● WHAT IS NEEDED: Skip the images and copy each record exactly as written.

--- START OF MATERIAL PROVIDED ---

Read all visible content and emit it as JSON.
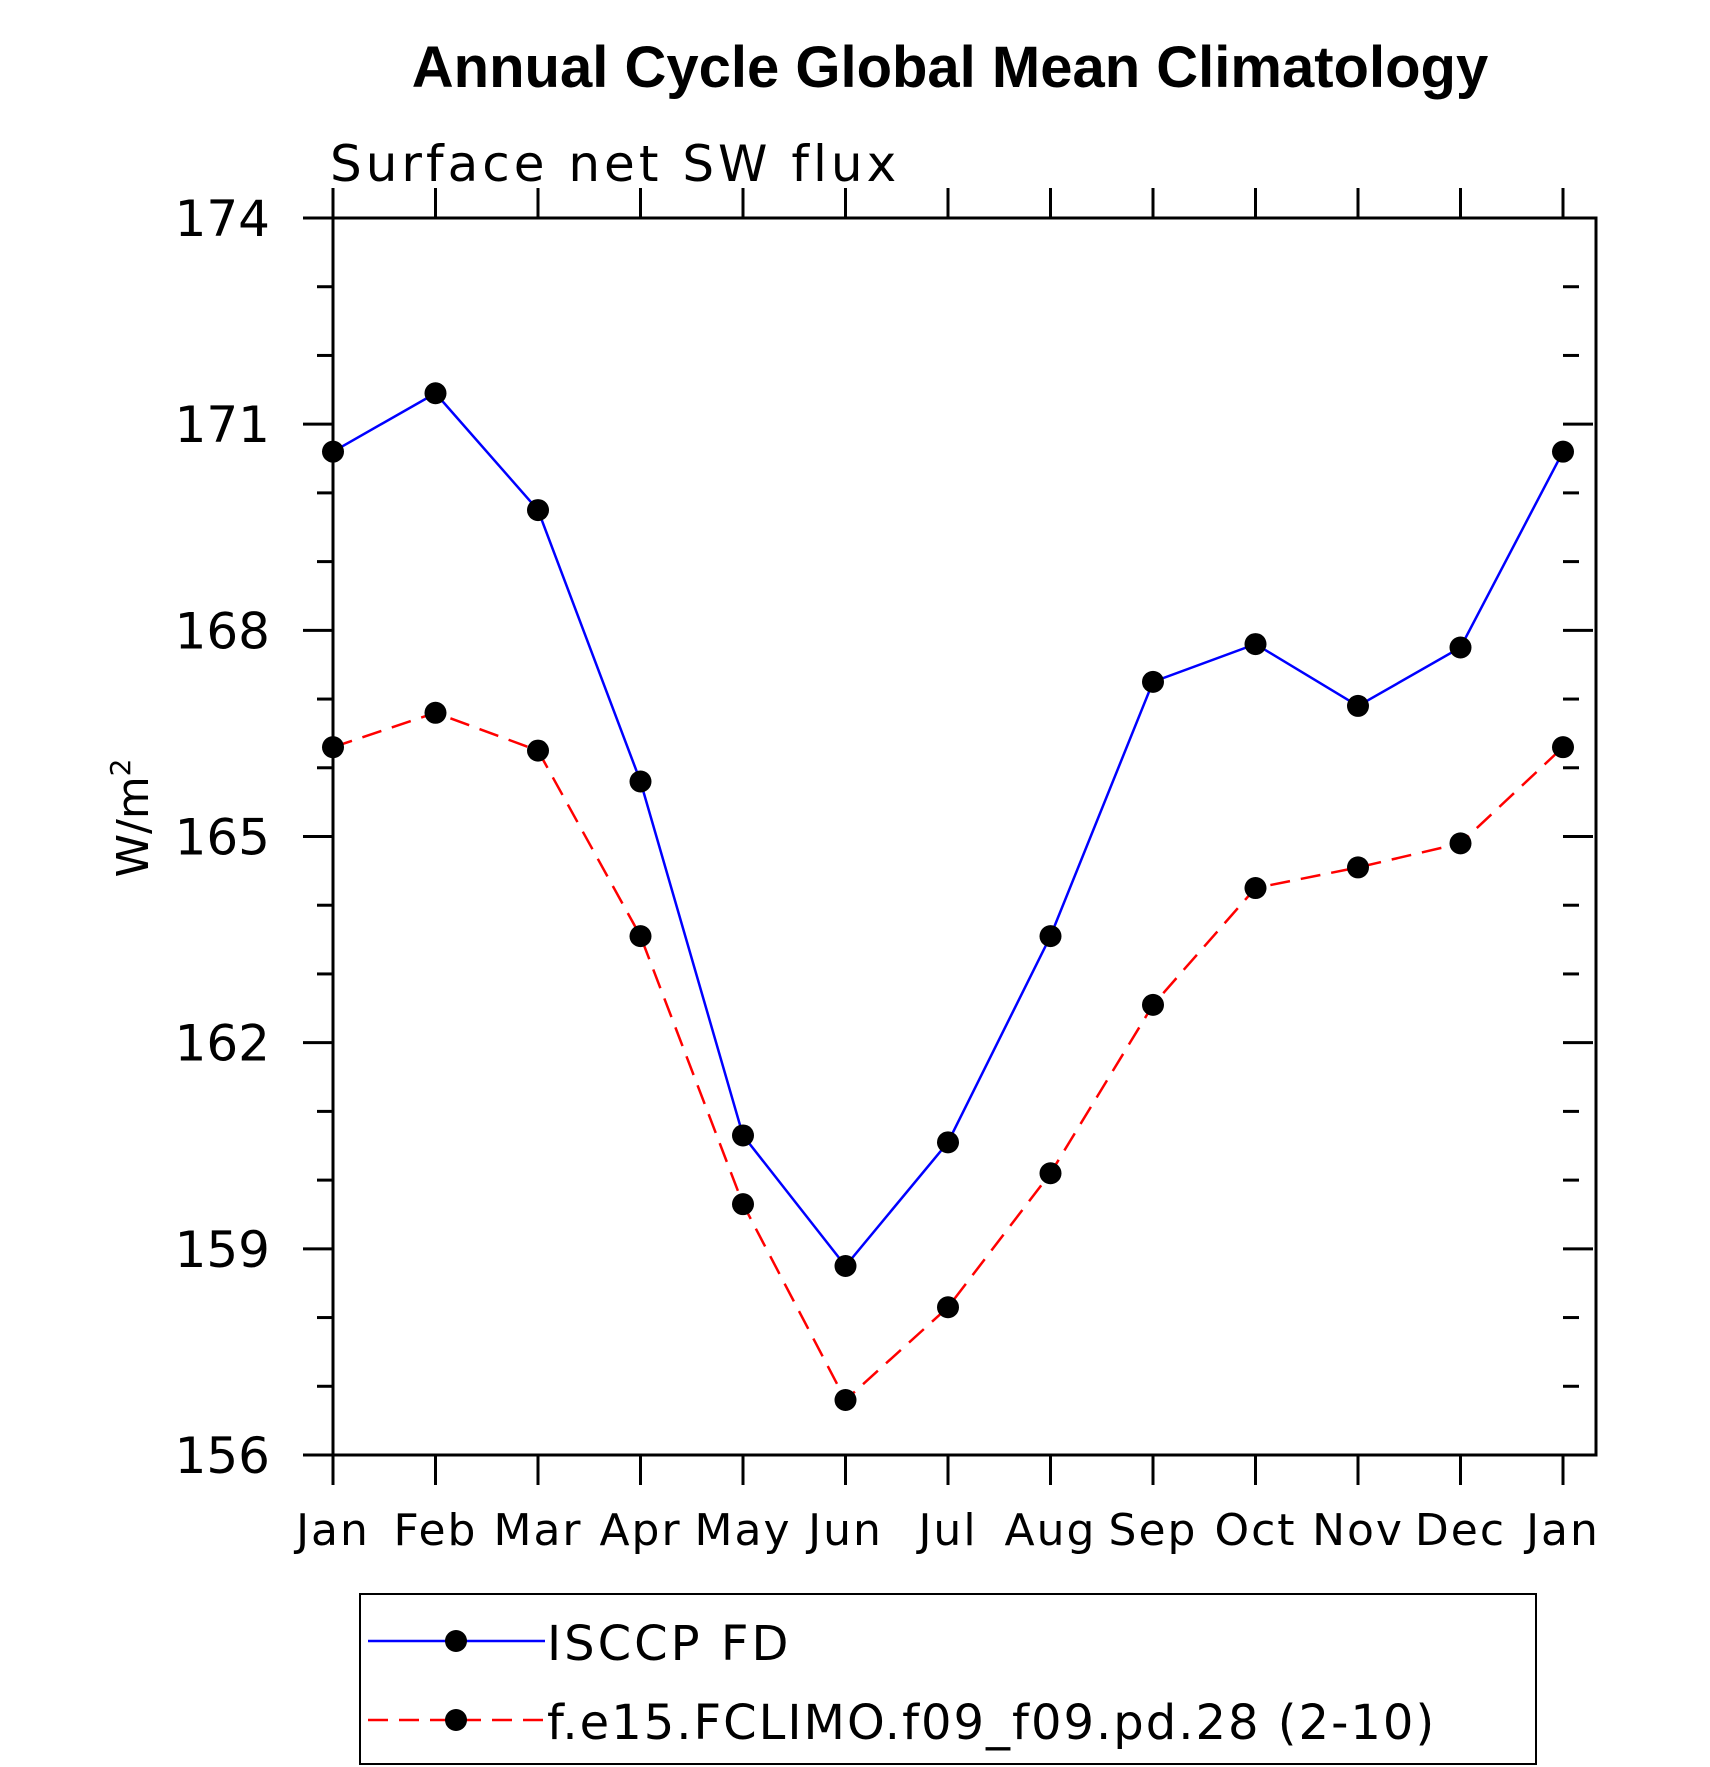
{
  "chart_data": {
    "type": "line",
    "title": "Annual Cycle Global Mean Climatology",
    "subtitle": "Surface net SW flux",
    "xlabel": "",
    "ylabel": "W/m",
    "ylabel_superscript": "2",
    "categories": [
      "Jan",
      "Feb",
      "Mar",
      "Apr",
      "May",
      "Jun",
      "Jul",
      "Aug",
      "Sep",
      "Oct",
      "Nov",
      "Dec",
      "Jan"
    ],
    "ylim": [
      156,
      174
    ],
    "yticks": [
      "156",
      "159",
      "162",
      "165",
      "168",
      "171",
      "174"
    ],
    "grid": false,
    "legend_position": "bottom",
    "series": [
      {
        "name": "ISCCP FD",
        "color": "#0000ff",
        "line_style": "solid",
        "marker": "filled-circle",
        "values": [
          170.6,
          171.45,
          169.75,
          165.8,
          160.65,
          158.75,
          160.55,
          163.55,
          167.25,
          167.8,
          166.9,
          167.75,
          170.6
        ]
      },
      {
        "name": "f.e15.FCLIMO.f09_f09.pd.28 (2-10)",
        "color": "#ff0000",
        "line_style": "dashed",
        "marker": "filled-circle",
        "values": [
          166.3,
          166.8,
          166.25,
          163.55,
          159.65,
          156.8,
          158.15,
          160.1,
          162.55,
          164.25,
          164.55,
          164.9,
          166.3
        ]
      }
    ]
  }
}
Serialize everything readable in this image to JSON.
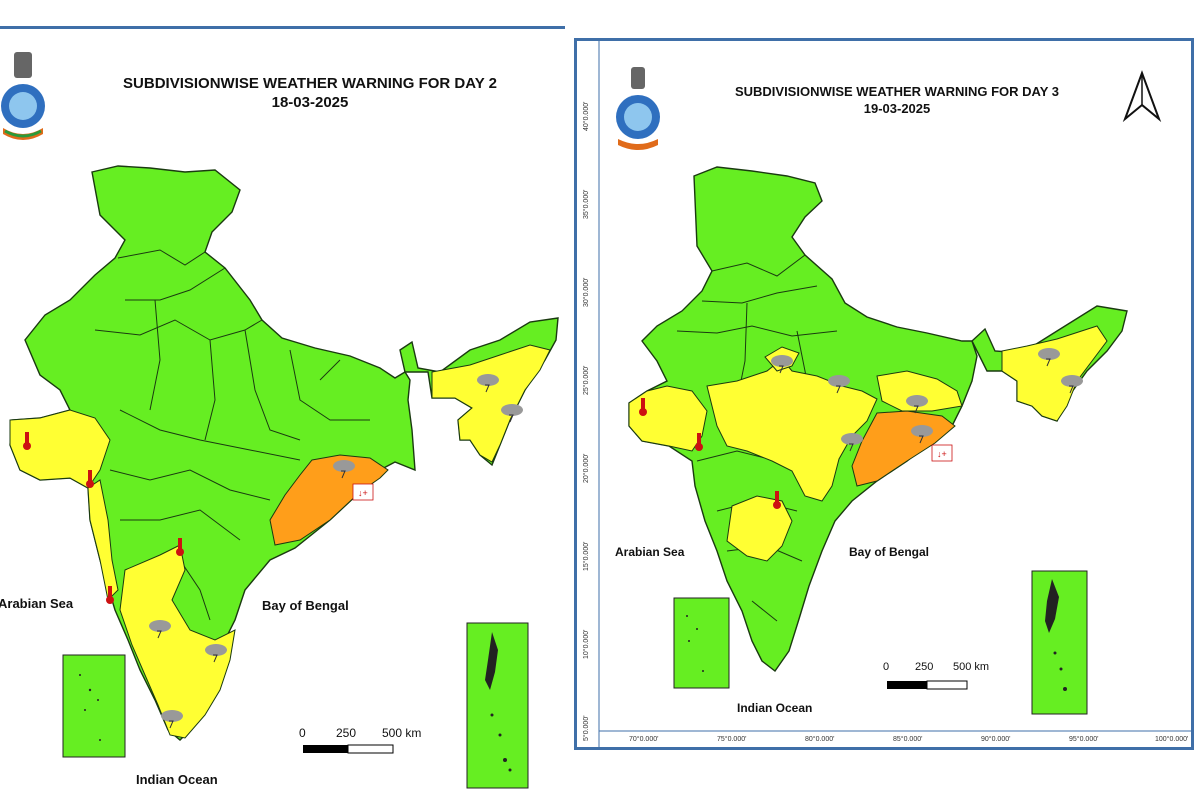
{
  "colors": {
    "no_warning": "#66ee22",
    "yellow_warning": "#ffff33",
    "orange_warning": "#ff9e1a",
    "frame": "#3f6fa8"
  },
  "icons": [
    "emblem-icon",
    "thunderstorm-icon",
    "heat-thermometer-icon",
    "warm-night-icon",
    "north-arrow-icon"
  ],
  "day2": {
    "title_line1": "SUBDIVISIONWISE WEATHER WARNING FOR DAY 2",
    "title_line2": "18-03-2025",
    "arabian_sea": "Arabian Sea",
    "bay_of_bengal": "Bay of Bengal",
    "indian_ocean": "Indian Ocean",
    "scale": {
      "s0": "0",
      "s250": "250",
      "s500": "500 km"
    }
  },
  "day3": {
    "title_line1": "SUBDIVISIONWISE WEATHER WARNING FOR DAY 3",
    "title_line2": "19-03-2025",
    "arabian_sea": "Arabian Sea",
    "bay_of_bengal": "Bay of Bengal",
    "indian_ocean": "Indian Ocean",
    "scale": {
      "s0": "0",
      "s250": "250",
      "s500": "500 km"
    },
    "lat_labels": [
      "40°0.000'",
      "35°0.000'",
      "30°0.000'",
      "25°0.000'",
      "20°0.000'",
      "15°0.000'",
      "10°0.000'",
      "5°0.000'"
    ],
    "lon_labels": [
      "70°0.000'",
      "75°0.000'",
      "80°0.000'",
      "85°0.000'",
      "90°0.000'",
      "95°0.000'",
      "100°0.000'"
    ]
  }
}
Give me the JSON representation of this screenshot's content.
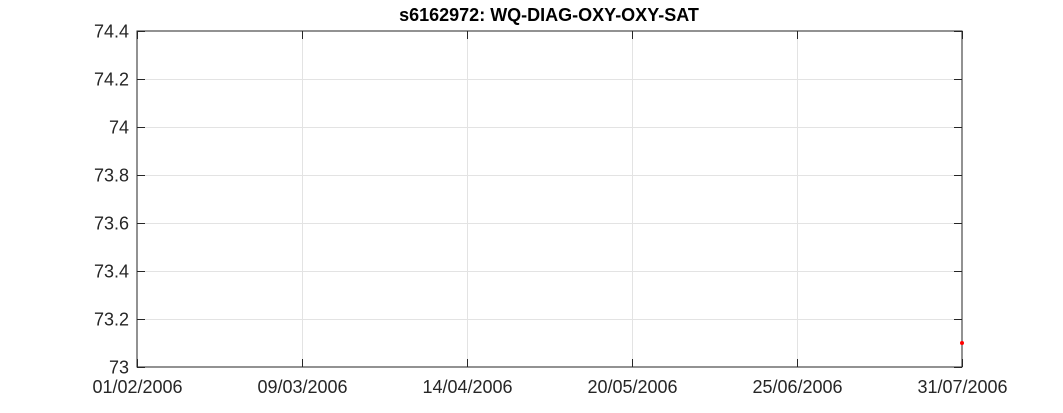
{
  "chart_data": {
    "type": "scatter",
    "title": "s6162972: WQ-DIAG-OXY-OXY-SAT",
    "xlabel": "",
    "ylabel": "",
    "xlim": [
      "2006-02-01",
      "2006-07-31"
    ],
    "ylim": [
      73,
      74.4
    ],
    "x_ticks": [
      {
        "date": "2006-02-01",
        "label": "01/02/2006"
      },
      {
        "date": "2006-03-09",
        "label": "09/03/2006"
      },
      {
        "date": "2006-04-14",
        "label": "14/04/2006"
      },
      {
        "date": "2006-05-20",
        "label": "20/05/2006"
      },
      {
        "date": "2006-06-25",
        "label": "25/06/2006"
      },
      {
        "date": "2006-07-31",
        "label": "31/07/2006"
      }
    ],
    "y_ticks": [
      "73",
      "73.2",
      "73.4",
      "73.6",
      "73.8",
      "74",
      "74.2",
      "74.4"
    ],
    "grid": true,
    "series": [
      {
        "color": "#ff0000",
        "points": [
          {
            "x": "2006-07-31",
            "y": 73.1
          }
        ]
      }
    ]
  }
}
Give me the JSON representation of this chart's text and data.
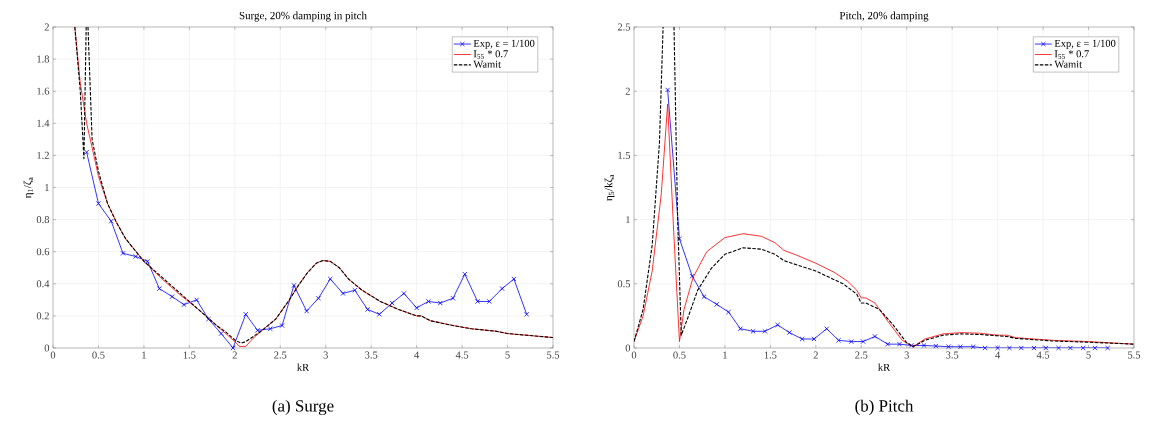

--- END OF MATERIAL PROVIDED ---

● IN RESPONSE:
Read all visible content and emit it as JSON.
{
  "chart_data": {
    "type": "line",
    "title": "Annual Cycle Global Mean Climatology",
    "subtitle": "Surface net SW flux",
    "xlabel": "",
    "ylabel": "W/m",
    "ylabel_superscript": "2",
    "categories": [
      "Jan",
      "Feb",
      "Mar",
      "Apr",
      "May",
      "Jun",
      "Jul",
      "Aug",
      "Sep",
      "Oct",
      "Nov",
      "Dec",
      "Jan"
    ],
    "ylim": [
      156,
      174
    ],
    "yticks": [
      "156",
      "159",
      "162",
      "165",
      "168",
      "171",
      "174"
    ],
    "grid": false,
    "legend_position": "bottom",
    "series": [
      {
        "name": "ISCCP FD",
        "color": "#0000ff",
        "line_style": "solid",
        "marker": "filled-circle",
        "values": [
          170.6,
          171.45,
          169.75,
          165.8,
          160.65,
          158.75,
          160.55,
          163.55,
          167.25,
          167.8,
          166.9,
          167.75,
          170.6
        ]
      },
      {
        "name": "f.e15.FCLIMO.f09_f09.pd.28 (2-10)",
        "color": "#ff0000",
        "line_style": "dashed",
        "marker": "filled-circle",
        "values": [
          166.3,
          166.8,
          166.25,
          163.55,
          159.65,
          156.8,
          158.15,
          160.1,
          162.55,
          164.25,
          164.55,
          164.9,
          166.3
        ]
      }
    ]
  }
}
Serialize everything readable in this image to JSON.
{
  "colors": {
    "no_warning": "#66ee22",
    "yellow_warning": "#ffff33",
    "orange_warning": "#ff9e1a",
    "frame": "#3f6fa8"
  },
  "icons": [
    "emblem-icon",
    "thunderstorm-icon",
    "heat-thermometer-icon",
    "warm-night-icon",
    "north-arrow-icon"
  ],
  "day2": {
    "title_line1": "SUBDIVISIONWISE WEATHER WARNING FOR DAY 2",
    "title_line2": "18-03-2025",
    "arabian_sea": "Arabian Sea",
    "bay_of_bengal": "Bay of Bengal",
    "indian_ocean": "Indian Ocean",
    "scale": {
      "s0": "0",
      "s250": "250",
      "s500": "500 km"
    }
  },
  "day3": {
    "title_line1": "SUBDIVISIONWISE WEATHER WARNING FOR DAY 3",
    "title_line2": "19-03-2025",
    "arabian_sea": "Arabian Sea",
    "bay_of_bengal": "Bay of Bengal",
    "indian_ocean": "Indian Ocean",
    "scale": {
      "s0": "0",
      "s250": "250",
      "s500": "500 km"
    },
    "lat_labels": [
      "40°0.000'",
      "35°0.000'",
      "30°0.000'",
      "25°0.000'",
      "20°0.000'",
      "15°0.000'",
      "10°0.000'",
      "5°0.000'"
    ],
    "lon_labels": [
      "70°0.000'",
      "75°0.000'",
      "80°0.000'",
      "85°0.000'",
      "90°0.000'",
      "95°0.000'",
      "100°0.000'"
    ]
  }
}
Give me the JSON representation of this screenshot's content.
{
  "chart_data": {
    "type": "scatter",
    "title": "s6162972: WQ-DIAG-OXY-OXY-SAT",
    "xlabel": "",
    "ylabel": "",
    "xlim": [
      "2006-02-01",
      "2006-07-31"
    ],
    "ylim": [
      73,
      74.4
    ],
    "x_ticks": [
      {
        "date": "2006-02-01",
        "label": "01/02/2006"
      },
      {
        "date": "2006-03-09",
        "label": "09/03/2006"
      },
      {
        "date": "2006-04-14",
        "label": "14/04/2006"
      },
      {
        "date": "2006-05-20",
        "label": "20/05/2006"
      },
      {
        "date": "2006-06-25",
        "label": "25/06/2006"
      },
      {
        "date": "2006-07-31",
        "label": "31/07/2006"
      }
    ],
    "y_ticks": [
      "73",
      "73.2",
      "73.4",
      "73.6",
      "73.8",
      "74",
      "74.2",
      "74.4"
    ],
    "grid": true,
    "series": [
      {
        "color": "#ff0000",
        "points": [
          {
            "x": "2006-07-31",
            "y": 73.1
          }
        ]
      }
    ]
  }
}
Give me the JSON representation of this chart's text and data.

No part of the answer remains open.